-------- Records

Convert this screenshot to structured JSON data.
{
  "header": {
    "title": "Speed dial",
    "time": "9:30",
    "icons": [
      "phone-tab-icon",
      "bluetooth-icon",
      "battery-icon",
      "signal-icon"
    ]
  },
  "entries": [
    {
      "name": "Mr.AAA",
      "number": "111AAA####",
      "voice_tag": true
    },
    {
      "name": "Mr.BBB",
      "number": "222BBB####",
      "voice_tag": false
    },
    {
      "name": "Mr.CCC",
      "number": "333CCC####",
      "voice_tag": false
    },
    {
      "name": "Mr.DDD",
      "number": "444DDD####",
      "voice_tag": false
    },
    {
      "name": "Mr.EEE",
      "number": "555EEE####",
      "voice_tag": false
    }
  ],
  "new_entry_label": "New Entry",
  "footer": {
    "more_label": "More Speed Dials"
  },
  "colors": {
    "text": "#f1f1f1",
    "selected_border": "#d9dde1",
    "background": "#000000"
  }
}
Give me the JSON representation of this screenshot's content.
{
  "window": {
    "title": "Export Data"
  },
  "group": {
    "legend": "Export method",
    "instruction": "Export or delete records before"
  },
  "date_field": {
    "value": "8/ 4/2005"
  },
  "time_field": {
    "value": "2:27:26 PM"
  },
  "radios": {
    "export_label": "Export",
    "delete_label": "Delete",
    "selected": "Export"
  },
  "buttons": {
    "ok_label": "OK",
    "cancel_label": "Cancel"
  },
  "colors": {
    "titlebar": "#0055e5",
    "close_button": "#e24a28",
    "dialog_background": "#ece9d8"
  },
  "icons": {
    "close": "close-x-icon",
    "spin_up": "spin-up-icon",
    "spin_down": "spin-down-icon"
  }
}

----------------

### [Short problem]
Tally the lines in the entries above that hold the word "JSON". Reply with nothing but that count.

### [The completed task]
2